What to work on: Go through the data below and gather each line containing "text".
-- Begin Dataset entries --
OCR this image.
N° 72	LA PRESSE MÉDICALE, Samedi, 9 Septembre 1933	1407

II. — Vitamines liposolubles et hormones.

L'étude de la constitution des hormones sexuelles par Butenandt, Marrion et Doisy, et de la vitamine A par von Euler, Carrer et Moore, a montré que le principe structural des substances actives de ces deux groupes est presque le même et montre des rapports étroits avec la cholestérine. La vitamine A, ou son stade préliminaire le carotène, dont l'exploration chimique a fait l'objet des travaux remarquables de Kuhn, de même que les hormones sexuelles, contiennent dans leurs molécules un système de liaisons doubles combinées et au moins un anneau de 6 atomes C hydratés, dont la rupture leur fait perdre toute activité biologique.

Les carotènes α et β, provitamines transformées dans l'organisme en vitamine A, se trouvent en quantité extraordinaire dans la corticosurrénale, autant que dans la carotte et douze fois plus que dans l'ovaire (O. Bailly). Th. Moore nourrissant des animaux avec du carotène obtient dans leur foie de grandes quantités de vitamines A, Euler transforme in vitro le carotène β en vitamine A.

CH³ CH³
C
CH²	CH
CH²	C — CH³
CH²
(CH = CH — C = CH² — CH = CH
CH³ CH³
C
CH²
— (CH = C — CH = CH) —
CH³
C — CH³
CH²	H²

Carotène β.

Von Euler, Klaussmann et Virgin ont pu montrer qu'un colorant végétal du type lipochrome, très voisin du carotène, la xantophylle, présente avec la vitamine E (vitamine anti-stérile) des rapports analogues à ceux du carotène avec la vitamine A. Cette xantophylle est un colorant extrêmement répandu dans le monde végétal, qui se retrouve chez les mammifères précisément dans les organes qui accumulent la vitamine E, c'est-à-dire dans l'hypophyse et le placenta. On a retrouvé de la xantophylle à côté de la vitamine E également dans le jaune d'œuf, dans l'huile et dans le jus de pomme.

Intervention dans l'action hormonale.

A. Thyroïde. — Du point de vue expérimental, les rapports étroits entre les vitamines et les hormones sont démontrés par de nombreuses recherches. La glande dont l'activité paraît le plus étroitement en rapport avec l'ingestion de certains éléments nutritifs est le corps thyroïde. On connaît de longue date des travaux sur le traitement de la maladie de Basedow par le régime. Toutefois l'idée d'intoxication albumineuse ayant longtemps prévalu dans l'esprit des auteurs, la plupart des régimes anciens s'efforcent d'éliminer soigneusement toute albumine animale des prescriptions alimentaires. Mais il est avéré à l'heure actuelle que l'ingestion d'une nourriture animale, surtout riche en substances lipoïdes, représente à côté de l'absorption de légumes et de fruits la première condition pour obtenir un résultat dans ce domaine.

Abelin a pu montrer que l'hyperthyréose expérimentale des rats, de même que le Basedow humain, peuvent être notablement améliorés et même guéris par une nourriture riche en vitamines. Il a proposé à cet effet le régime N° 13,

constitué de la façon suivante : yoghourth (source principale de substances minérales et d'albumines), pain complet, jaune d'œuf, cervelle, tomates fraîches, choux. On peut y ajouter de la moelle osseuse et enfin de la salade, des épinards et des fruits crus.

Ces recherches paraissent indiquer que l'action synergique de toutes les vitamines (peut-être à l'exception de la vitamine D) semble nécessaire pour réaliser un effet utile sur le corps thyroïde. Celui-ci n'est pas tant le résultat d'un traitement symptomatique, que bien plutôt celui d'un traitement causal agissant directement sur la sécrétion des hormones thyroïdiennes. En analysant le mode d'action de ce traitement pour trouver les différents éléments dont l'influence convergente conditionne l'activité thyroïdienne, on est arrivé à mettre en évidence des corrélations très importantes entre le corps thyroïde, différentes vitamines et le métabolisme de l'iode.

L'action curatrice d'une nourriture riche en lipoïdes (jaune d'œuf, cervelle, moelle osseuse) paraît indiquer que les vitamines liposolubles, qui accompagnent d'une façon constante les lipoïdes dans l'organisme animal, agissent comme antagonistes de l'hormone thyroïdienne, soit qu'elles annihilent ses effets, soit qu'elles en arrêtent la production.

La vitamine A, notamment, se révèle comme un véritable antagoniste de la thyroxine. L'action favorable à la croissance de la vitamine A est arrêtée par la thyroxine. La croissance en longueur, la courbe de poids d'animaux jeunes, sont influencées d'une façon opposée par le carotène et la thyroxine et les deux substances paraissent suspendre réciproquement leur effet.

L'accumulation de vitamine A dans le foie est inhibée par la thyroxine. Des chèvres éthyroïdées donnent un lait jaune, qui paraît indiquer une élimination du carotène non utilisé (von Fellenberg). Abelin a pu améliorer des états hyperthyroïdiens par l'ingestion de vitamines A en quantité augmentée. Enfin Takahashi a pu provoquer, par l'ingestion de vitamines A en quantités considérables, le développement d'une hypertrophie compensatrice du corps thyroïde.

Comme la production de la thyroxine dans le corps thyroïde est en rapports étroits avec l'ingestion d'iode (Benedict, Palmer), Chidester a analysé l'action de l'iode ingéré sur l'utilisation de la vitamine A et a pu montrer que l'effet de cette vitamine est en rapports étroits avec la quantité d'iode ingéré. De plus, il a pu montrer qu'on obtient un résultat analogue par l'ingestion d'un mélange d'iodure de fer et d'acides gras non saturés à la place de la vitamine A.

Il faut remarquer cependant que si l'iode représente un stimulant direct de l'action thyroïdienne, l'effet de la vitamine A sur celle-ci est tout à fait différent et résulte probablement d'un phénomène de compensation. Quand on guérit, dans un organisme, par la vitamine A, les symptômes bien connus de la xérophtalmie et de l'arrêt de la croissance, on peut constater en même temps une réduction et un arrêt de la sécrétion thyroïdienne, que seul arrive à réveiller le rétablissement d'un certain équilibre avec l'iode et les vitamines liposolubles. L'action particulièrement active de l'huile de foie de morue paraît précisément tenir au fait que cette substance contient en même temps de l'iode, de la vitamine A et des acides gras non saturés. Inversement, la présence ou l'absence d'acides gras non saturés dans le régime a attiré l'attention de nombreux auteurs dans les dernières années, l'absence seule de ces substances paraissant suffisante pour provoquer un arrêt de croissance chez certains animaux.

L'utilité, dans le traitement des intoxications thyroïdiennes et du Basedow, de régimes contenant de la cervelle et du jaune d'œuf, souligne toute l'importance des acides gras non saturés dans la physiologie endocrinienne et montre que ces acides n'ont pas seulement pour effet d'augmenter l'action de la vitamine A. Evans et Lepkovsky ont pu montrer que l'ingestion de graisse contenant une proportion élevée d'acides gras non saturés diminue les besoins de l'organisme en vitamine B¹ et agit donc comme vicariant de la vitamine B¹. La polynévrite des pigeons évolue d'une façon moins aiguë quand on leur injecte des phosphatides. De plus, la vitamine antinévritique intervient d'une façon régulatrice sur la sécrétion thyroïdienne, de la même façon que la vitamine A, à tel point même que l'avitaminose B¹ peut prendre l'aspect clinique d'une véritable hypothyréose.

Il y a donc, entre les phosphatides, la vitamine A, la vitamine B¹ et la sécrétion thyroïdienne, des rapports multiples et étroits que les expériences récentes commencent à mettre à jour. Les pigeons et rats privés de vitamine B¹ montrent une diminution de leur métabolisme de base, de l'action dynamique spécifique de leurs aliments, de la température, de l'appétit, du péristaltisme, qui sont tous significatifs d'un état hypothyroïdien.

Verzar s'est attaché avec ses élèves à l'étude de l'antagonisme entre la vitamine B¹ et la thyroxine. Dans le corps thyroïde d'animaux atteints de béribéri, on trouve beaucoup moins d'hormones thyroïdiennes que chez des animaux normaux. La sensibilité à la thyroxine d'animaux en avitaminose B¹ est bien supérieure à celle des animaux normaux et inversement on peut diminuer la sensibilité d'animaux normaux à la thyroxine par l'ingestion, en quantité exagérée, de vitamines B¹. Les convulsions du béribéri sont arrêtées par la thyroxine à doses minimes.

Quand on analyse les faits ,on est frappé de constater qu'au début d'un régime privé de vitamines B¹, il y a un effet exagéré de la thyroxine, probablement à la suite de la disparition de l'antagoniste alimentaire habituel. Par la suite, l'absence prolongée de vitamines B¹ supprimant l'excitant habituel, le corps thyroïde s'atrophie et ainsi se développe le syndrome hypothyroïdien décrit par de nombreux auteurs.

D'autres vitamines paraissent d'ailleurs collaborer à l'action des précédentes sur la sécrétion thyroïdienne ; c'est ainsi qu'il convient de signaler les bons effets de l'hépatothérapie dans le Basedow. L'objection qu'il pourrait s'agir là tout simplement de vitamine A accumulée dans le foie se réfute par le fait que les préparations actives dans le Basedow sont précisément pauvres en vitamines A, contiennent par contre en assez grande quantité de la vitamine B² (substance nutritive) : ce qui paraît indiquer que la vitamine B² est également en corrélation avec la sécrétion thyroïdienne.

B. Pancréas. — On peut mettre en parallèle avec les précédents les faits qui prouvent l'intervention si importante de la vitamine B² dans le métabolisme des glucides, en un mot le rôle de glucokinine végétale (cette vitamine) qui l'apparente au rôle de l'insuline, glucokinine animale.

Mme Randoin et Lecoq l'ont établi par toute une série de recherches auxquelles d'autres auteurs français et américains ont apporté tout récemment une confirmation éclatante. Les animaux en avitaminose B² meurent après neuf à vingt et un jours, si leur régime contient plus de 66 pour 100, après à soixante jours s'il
-- End Dataset entries --
-- Begin Dataset entries --
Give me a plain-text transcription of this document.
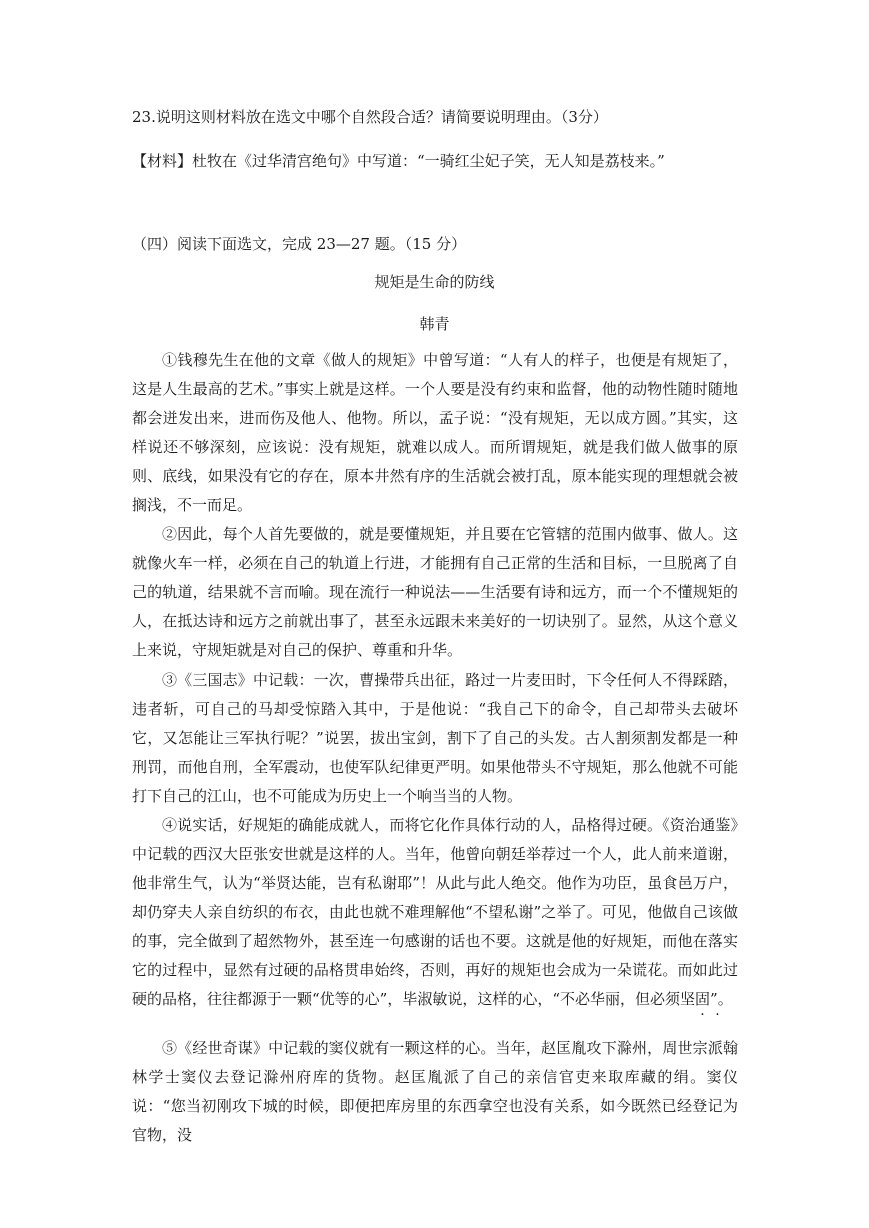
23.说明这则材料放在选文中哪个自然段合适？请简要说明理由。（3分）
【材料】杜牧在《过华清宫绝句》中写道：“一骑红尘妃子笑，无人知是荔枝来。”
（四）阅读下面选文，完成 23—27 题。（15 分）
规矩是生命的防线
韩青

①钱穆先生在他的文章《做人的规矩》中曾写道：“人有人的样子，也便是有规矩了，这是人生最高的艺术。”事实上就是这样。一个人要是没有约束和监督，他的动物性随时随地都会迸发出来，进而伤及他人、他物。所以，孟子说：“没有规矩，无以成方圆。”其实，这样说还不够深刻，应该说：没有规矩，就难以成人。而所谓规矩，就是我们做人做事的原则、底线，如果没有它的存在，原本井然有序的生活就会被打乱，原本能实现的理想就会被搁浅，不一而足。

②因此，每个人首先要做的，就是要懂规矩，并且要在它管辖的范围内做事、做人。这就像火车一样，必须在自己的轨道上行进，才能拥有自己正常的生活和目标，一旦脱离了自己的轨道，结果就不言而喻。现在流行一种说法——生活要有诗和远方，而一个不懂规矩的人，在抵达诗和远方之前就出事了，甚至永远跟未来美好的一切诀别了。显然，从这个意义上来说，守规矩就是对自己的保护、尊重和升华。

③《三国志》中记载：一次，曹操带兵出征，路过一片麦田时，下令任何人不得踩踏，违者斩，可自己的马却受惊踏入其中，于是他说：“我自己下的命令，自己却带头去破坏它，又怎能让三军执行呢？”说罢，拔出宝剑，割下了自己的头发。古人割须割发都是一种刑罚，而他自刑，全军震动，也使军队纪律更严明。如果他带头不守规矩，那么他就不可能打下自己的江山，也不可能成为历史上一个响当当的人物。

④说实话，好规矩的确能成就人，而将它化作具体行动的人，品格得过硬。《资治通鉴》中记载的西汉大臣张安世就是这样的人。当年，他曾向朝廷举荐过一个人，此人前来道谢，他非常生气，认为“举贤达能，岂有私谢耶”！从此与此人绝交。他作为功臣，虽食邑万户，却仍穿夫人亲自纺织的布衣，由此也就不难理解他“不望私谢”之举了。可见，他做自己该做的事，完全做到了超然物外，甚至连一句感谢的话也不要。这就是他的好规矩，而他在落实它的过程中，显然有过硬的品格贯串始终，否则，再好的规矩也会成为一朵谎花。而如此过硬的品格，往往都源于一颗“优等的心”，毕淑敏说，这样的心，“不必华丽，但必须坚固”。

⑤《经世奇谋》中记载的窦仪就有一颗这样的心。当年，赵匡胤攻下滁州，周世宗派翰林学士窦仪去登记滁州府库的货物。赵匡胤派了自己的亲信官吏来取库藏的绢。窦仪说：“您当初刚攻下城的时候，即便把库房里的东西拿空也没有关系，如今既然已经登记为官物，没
-- End Dataset entries --
-- Begin Dataset entries --
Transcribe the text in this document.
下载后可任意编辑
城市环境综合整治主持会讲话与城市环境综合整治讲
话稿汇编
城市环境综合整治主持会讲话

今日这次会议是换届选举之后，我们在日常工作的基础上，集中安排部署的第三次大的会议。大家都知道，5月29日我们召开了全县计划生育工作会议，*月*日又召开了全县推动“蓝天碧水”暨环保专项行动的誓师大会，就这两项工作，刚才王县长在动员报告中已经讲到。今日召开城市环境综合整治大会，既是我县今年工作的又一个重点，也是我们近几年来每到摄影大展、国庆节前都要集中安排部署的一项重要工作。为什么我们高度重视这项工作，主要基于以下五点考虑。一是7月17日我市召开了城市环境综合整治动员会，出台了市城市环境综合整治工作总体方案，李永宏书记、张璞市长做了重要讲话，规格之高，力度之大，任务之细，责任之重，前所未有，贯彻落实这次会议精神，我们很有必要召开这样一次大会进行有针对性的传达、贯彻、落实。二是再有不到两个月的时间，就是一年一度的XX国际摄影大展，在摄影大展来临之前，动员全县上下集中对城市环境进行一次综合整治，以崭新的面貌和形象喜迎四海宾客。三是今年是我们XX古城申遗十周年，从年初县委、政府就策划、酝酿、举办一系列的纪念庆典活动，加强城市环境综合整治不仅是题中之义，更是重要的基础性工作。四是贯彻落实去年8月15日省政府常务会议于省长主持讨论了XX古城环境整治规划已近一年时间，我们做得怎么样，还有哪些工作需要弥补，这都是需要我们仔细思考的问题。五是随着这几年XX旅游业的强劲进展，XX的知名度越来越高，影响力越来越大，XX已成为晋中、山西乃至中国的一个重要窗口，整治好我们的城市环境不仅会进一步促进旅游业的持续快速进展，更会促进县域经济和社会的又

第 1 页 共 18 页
-- End Dataset entries --
Reply:
Give me a plain-text transcription of this document.
Transcribe the text in this document.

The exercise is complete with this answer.